Reproduce verbatim the stretch of the account of the Lorraine Motel from "Chuck Scruggs, known" through "of Mound Bayou.".
## Begin Page
This, however, is no fiction. These personalities clashed, cooperated, sometimes circumvented one another, and formed coalitions toward the unprecedented goal of building a National Civil Rights Museum on that bloodstained ground. The story's conclusion, however apparent to anyone who's visited the South Main district since fall 1991, was anything but foregone in the days, months, and years after the mortal wounding of King at the Lorraine Motel on April 4, 1968. >>>
Save the Lorraine
Had you gone to Mulberry Street ten years after King's death, you would have seen two ramshackle shotgun houses, a raggedy warehouse, an abandoned nightclub, and a lounge around the Lorraine Motel. Aside from the lounge, the only profession functioning near the Lorraine was the world's oldest. Prostitutes rented far more rooms at the rundown motel than travelers, though a few permanent tenants lived there. Weeds pushed through the concrete of the dry swimming pool. Paint flaked from the room doors, a few dangling open from their hinges. Busted beer bottles and broken window glass from the rooms littered the pocked blacktop parking lot.
Visitors still wanted to see the forgotten pivot point of American history. They stood on the broken glass and looked up toward the balcony. The Southern Christian Leadership Conference (SCLC) — the organization King helped found in 1957 and died as president of — installed a plaque and a glass enclosure around the door to Room 306. You could walk upstairs and see the meager shrine inside Room 306. Motel owner Walter Bailey's (no relation to D'Army Bailey) wife Loree suffered a brain hemorrhage the day of the King shooting and died five days later. Walter displayed her high-heeled shoes and books from her library near the sheet that had been thrown over King after the shooting and the dishes from which he ate a last supper of catfish. A few Ernest Withers photographs of King in Memphis adorned the walls. Visitors could drop a coin or fold a bill to place in a slot outside the display. It seemed fitting, some said, that the place where King's life came to a premature end had become forsaken.
D'Army Bailey, born in Memphis, was active in civil rights as a student at Southern University from 1959 to 1962, and as an organizer in Manhattan after completing his law degree at Yale University in 1967. Bailey returned to his hometown to practice law in 1973 and first visited the Lorraine in 1976. "It was depressing," he recalls. "All I could figure was that the white city fathers saw it as a tragic site that would go away. There was a certain air of defeatism among black people. They didn't seem to perceive that this place of tragedy was a treasure."
Chuck Scruggs, known today as Mr. Chuck, host of a local children's television show, came to Memphis as general manager of radio station WDIA in 1972. In the late 1970s, Scruggs' wife Imogene led guests of the Memphis Council for International Friendship, mostly government officials, business people, and teachers from abroad, on tours of Memphis. "One of the requests they'd make was to see the site where Dr. King was assassinated," Scruggs recalls. "We'd stand there and the visitors would be in awe of the site."
In 1982 Scruggs and WDIA completed a successful fund-raising drive to save the all-black town of Mound Bayou.
## End Page
## Begin Entries
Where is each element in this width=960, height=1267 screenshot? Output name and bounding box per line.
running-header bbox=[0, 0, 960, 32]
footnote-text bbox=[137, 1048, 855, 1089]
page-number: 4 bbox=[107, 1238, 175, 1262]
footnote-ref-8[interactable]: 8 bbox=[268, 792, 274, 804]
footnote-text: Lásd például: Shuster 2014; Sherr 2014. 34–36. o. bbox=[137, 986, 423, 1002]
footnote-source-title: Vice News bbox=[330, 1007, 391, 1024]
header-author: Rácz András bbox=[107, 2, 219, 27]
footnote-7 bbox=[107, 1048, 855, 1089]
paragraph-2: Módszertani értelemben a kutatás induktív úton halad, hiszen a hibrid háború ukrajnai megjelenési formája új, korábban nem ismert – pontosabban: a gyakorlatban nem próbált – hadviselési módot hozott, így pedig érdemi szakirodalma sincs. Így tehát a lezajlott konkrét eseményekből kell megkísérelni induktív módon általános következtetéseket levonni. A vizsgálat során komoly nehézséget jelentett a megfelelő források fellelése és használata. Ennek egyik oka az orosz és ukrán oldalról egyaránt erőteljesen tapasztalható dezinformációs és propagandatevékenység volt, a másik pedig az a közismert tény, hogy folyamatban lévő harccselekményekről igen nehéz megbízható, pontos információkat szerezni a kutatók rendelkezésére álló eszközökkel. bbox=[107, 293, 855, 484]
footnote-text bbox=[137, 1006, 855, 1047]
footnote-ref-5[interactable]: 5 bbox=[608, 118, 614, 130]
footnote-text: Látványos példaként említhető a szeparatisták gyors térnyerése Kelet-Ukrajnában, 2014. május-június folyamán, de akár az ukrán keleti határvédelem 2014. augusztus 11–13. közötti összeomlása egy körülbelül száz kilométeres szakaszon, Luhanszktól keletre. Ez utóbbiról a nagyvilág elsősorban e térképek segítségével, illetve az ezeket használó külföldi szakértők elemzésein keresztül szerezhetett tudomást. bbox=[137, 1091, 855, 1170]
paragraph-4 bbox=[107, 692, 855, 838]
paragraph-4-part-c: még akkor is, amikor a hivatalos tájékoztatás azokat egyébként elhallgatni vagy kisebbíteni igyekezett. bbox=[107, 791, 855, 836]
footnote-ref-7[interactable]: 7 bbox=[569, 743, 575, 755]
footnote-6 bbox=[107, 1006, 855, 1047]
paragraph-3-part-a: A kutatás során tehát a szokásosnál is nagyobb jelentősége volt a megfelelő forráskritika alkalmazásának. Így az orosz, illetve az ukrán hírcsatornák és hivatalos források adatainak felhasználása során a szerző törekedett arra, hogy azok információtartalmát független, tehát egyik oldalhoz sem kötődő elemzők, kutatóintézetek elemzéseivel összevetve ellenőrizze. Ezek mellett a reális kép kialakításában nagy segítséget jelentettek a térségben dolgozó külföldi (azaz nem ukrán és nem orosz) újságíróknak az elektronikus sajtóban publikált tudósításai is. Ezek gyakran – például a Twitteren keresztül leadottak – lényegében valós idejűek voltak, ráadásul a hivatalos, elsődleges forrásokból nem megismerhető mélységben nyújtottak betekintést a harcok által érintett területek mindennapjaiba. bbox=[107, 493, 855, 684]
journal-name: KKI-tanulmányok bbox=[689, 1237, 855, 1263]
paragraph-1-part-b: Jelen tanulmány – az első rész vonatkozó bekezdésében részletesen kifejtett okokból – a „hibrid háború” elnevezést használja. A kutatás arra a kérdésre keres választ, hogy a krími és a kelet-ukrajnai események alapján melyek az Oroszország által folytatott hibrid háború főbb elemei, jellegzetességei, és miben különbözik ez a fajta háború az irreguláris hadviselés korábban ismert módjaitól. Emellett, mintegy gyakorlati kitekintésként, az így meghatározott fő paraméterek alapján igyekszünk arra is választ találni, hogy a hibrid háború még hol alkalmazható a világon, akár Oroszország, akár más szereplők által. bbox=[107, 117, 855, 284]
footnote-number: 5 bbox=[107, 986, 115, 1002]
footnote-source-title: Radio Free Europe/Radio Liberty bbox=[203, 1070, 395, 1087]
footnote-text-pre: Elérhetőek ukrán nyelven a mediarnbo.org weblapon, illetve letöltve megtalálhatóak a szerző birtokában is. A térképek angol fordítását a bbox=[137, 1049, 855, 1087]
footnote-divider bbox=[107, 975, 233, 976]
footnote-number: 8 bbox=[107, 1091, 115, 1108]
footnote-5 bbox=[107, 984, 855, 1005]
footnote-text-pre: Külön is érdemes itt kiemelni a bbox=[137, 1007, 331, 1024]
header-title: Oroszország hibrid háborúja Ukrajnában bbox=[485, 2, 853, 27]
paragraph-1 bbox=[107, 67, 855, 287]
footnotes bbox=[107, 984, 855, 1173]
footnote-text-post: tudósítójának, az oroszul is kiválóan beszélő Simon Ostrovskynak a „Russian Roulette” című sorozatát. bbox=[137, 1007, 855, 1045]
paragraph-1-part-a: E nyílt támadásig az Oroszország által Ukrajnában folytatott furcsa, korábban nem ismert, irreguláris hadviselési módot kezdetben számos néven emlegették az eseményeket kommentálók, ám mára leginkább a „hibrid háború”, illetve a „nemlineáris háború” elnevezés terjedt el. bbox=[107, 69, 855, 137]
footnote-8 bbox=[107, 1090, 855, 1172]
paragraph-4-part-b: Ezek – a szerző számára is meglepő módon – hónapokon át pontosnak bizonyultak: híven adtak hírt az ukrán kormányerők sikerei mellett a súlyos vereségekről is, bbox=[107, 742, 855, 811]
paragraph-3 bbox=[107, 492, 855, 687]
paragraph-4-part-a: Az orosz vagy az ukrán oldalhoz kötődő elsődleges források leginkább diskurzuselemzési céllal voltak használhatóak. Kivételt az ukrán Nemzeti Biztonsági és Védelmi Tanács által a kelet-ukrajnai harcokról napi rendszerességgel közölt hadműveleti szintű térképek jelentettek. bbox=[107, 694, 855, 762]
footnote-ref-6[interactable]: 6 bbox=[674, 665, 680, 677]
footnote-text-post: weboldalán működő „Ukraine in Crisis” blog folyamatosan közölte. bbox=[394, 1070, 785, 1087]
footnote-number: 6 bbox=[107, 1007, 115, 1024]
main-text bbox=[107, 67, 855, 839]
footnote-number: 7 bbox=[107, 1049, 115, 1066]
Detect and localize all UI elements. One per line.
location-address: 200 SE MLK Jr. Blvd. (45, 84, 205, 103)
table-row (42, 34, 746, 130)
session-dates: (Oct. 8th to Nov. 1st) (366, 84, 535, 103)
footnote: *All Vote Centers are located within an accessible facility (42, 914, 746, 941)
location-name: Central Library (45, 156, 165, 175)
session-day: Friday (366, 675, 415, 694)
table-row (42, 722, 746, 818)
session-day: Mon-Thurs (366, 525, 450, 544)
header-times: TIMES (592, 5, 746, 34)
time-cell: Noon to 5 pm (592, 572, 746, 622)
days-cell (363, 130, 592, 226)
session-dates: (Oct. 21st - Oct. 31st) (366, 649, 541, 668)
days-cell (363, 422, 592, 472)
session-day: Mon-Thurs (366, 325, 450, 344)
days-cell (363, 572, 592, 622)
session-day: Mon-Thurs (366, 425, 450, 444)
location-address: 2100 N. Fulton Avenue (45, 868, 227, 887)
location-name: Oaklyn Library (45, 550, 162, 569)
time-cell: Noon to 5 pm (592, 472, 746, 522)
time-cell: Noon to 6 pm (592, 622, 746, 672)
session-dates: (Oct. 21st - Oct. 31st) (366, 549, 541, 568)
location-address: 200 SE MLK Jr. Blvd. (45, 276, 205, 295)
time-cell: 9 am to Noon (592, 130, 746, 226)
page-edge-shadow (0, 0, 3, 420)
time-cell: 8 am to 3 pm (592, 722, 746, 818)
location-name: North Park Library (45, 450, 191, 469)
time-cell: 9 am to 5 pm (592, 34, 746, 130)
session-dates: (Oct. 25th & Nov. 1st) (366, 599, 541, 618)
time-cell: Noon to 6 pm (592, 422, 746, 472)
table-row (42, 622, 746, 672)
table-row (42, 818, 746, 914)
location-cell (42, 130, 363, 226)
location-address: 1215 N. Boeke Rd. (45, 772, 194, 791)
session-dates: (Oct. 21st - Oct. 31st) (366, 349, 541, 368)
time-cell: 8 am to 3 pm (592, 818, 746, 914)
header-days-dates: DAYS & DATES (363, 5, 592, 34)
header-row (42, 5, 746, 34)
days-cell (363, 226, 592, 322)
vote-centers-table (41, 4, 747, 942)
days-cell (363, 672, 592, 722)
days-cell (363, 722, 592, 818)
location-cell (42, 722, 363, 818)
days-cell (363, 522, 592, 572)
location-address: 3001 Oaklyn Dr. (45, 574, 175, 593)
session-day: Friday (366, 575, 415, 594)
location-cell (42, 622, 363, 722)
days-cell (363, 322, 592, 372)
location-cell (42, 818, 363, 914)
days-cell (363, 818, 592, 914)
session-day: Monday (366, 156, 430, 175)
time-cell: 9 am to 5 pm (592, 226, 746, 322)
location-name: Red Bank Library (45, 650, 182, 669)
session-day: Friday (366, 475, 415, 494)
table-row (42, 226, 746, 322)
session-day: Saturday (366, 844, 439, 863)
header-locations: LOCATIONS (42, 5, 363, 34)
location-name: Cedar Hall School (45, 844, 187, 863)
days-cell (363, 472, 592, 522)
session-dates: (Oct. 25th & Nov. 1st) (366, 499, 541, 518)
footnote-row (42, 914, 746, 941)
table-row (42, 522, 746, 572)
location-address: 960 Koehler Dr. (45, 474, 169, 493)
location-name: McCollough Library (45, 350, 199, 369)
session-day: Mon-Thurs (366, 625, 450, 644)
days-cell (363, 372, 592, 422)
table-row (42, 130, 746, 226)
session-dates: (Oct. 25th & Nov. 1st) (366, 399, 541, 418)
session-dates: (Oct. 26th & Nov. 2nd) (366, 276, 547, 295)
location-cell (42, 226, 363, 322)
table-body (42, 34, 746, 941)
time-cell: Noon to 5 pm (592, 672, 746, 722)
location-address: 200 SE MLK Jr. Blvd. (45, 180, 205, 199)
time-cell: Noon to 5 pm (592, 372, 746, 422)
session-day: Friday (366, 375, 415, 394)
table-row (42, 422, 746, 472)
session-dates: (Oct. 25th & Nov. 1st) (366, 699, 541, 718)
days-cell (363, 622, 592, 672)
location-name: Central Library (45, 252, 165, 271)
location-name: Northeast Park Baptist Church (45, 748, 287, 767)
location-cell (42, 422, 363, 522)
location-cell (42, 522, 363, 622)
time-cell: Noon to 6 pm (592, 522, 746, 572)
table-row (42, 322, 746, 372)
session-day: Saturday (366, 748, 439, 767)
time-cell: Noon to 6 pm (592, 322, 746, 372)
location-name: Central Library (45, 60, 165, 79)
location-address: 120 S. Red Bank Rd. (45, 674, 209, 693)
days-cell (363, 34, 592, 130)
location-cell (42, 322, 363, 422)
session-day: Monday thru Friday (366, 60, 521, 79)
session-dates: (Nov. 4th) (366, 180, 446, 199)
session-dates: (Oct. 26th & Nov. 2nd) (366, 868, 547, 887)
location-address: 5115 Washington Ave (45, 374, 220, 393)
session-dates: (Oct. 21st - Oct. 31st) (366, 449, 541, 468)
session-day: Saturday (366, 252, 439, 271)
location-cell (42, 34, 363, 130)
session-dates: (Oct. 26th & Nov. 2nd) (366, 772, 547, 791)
## End Entries
Answer >>
Chuck Scruggs, known today as Mr. Chuck, host of a local children's television show, came to Memphis as general manager of radio station WDIA in 1972. In the late 1970s, Scruggs' wife Imogene led guests of the Memphis Council for International Friendship, mostly government officials, business people, and teachers from abroad, on tours of Memphis. "One of the requests they'd make was to see the site where Dr. King was assassinated," Scruggs recalls. "We'd stand there and the visitors would be in awe of the site."
In 1982 Scruggs and WDIA completed a successful fund-raising drive to save the all-black town of Mound Bayou.